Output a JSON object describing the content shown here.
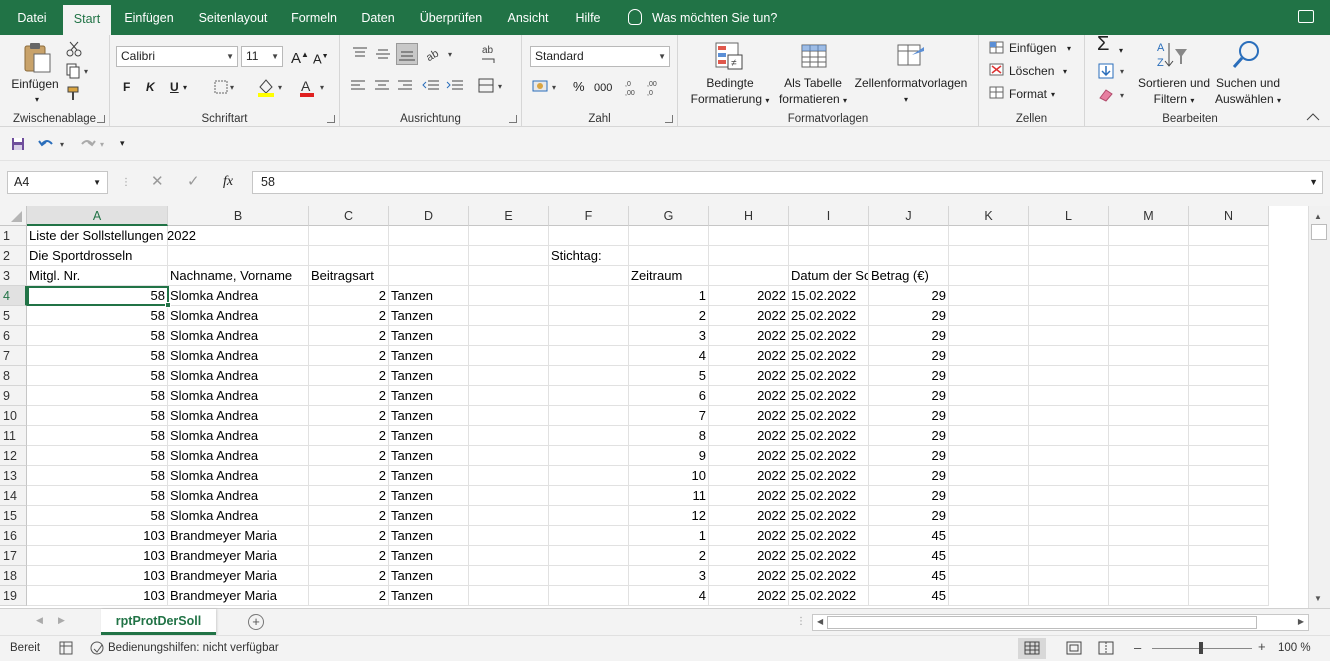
{
  "tabs": [
    "Datei",
    "Start",
    "Einfügen",
    "Seitenlayout",
    "Formeln",
    "Daten",
    "Überprüfen",
    "Ansicht",
    "Hilfe"
  ],
  "tell_me": "Was möchten Sie tun?",
  "ribbon": {
    "clipboard": {
      "paste_label": "Einfügen",
      "group_label": "Zwischenablage"
    },
    "font": {
      "name": "Calibri",
      "size": "11",
      "bold": "F",
      "italic": "K",
      "underline": "U",
      "group_label": "Schriftart"
    },
    "alignment": {
      "group_label": "Ausrichtung"
    },
    "number": {
      "format": "Standard",
      "percent": "%",
      "thousands": "000",
      "group_label": "Zahl"
    },
    "styles": {
      "conditional_line1": "Bedingte",
      "conditional_line2": "Formatierung",
      "table_line1": "Als Tabelle",
      "table_line2": "formatieren",
      "cellstyles": "Zellenformatvorlagen",
      "group_label": "Formatvorlagen"
    },
    "cells": {
      "insert": "Einfügen",
      "delete": "Löschen",
      "format": "Format",
      "group_label": "Zellen"
    },
    "editing": {
      "sort_line1": "Sortieren und",
      "sort_line2": "Filtern",
      "find_line1": "Suchen und",
      "find_line2": "Auswählen",
      "group_label": "Bearbeiten"
    }
  },
  "formula_bar": {
    "name_box": "A4",
    "fx": "fx",
    "value": "58"
  },
  "columns": [
    "A",
    "B",
    "C",
    "D",
    "E",
    "F",
    "G",
    "H",
    "I",
    "J",
    "K",
    "L",
    "M",
    "N"
  ],
  "rows": [
    [
      "1",
      "Liste der Sollstellungen 2022",
      "",
      "",
      "",
      "",
      "",
      "",
      "",
      "",
      ""
    ],
    [
      "2",
      "Die Sportdrosseln",
      "",
      "",
      "",
      "",
      "Stichtag:",
      "",
      "",
      "",
      ""
    ],
    [
      "3",
      "Mitgl. Nr.",
      "Nachname, Vorname",
      "Beitragsart",
      "",
      "",
      "",
      "Zeitraum",
      "",
      "Datum der So",
      "Betrag (€)"
    ],
    [
      "4",
      "58",
      "Slomka Andrea",
      "2",
      "Tanzen",
      "",
      "",
      "1",
      "2022",
      "15.02.2022",
      "29"
    ],
    [
      "5",
      "58",
      "Slomka Andrea",
      "2",
      "Tanzen",
      "",
      "",
      "2",
      "2022",
      "25.02.2022",
      "29"
    ],
    [
      "6",
      "58",
      "Slomka Andrea",
      "2",
      "Tanzen",
      "",
      "",
      "3",
      "2022",
      "25.02.2022",
      "29"
    ],
    [
      "7",
      "58",
      "Slomka Andrea",
      "2",
      "Tanzen",
      "",
      "",
      "4",
      "2022",
      "25.02.2022",
      "29"
    ],
    [
      "8",
      "58",
      "Slomka Andrea",
      "2",
      "Tanzen",
      "",
      "",
      "5",
      "2022",
      "25.02.2022",
      "29"
    ],
    [
      "9",
      "58",
      "Slomka Andrea",
      "2",
      "Tanzen",
      "",
      "",
      "6",
      "2022",
      "25.02.2022",
      "29"
    ],
    [
      "10",
      "58",
      "Slomka Andrea",
      "2",
      "Tanzen",
      "",
      "",
      "7",
      "2022",
      "25.02.2022",
      "29"
    ],
    [
      "11",
      "58",
      "Slomka Andrea",
      "2",
      "Tanzen",
      "",
      "",
      "8",
      "2022",
      "25.02.2022",
      "29"
    ],
    [
      "12",
      "58",
      "Slomka Andrea",
      "2",
      "Tanzen",
      "",
      "",
      "9",
      "2022",
      "25.02.2022",
      "29"
    ],
    [
      "13",
      "58",
      "Slomka Andrea",
      "2",
      "Tanzen",
      "",
      "",
      "10",
      "2022",
      "25.02.2022",
      "29"
    ],
    [
      "14",
      "58",
      "Slomka Andrea",
      "2",
      "Tanzen",
      "",
      "",
      "11",
      "2022",
      "25.02.2022",
      "29"
    ],
    [
      "15",
      "58",
      "Slomka Andrea",
      "2",
      "Tanzen",
      "",
      "",
      "12",
      "2022",
      "25.02.2022",
      "29"
    ],
    [
      "16",
      "103",
      "Brandmeyer Maria",
      "2",
      "Tanzen",
      "",
      "",
      "1",
      "2022",
      "25.02.2022",
      "45"
    ],
    [
      "17",
      "103",
      "Brandmeyer Maria",
      "2",
      "Tanzen",
      "",
      "",
      "2",
      "2022",
      "25.02.2022",
      "45"
    ],
    [
      "18",
      "103",
      "Brandmeyer Maria",
      "2",
      "Tanzen",
      "",
      "",
      "3",
      "2022",
      "25.02.2022",
      "45"
    ],
    [
      "19",
      "103",
      "Brandmeyer Maria",
      "2",
      "Tanzen",
      "",
      "",
      "4",
      "2022",
      "25.02.2022",
      "45"
    ]
  ],
  "sheet_tab": "rptProtDerSoll",
  "status": {
    "mode": "Bereit",
    "accessibility": "Bedienungshilfen: nicht verfügbar",
    "zoom": "100 %"
  },
  "colors": {
    "accent": "#217346",
    "ribbon_bg": "#f3f3f3"
  }
}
==========
> _AIM_: Collect each line holding the string "Einfügen".

> _RESPONSE_:
    "Einfügen",
      "paste_label": "Einfügen",
      "insert": "Einfügen",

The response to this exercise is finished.